Copy out the complete listing, word for word.

--- DATA ROWS ---

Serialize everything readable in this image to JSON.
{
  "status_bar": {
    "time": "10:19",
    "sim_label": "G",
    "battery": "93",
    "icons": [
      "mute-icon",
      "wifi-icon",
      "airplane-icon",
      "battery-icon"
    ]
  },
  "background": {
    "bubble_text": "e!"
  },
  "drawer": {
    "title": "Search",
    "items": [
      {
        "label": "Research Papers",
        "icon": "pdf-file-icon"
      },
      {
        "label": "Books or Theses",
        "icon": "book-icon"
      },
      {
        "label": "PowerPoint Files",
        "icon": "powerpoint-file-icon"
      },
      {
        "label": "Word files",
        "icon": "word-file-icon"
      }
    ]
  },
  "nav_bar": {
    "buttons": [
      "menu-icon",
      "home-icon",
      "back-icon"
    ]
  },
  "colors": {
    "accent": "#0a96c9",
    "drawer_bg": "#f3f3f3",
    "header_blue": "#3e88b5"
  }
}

---

TASK OUTPUT -
Serialize everything readable in this image to JSON.
{
  "status_bar": {
    "time": "10:19",
    "sim_label": "G",
    "battery": "93",
    "icons": [
      "mute-icon",
      "wifi-icon",
      "airplane-icon",
      "battery-icon"
    ]
  },
  "background": {
    "bubble_text": "e!"
  },
  "drawer": {
    "title": "Search",
    "items": [
      {
        "label": "Research Papers",
        "icon": "pdf-file-icon"
      },
      {
        "label": "Books or Theses",
        "icon": "book-icon"
      },
      {
        "label": "PowerPoint Files",
        "icon": "powerpoint-file-icon"
      },
      {
        "label": "Word files",
        "icon": "word-file-icon"
      }
    ]
  },
  "nav_bar": {
    "buttons": [
      "menu-icon",
      "home-icon",
      "back-icon"
    ]
  },
  "colors": {
    "accent": "#0a96c9",
    "drawer_bg": "#f3f3f3",
    "header_blue": "#3e88b5"
  }
}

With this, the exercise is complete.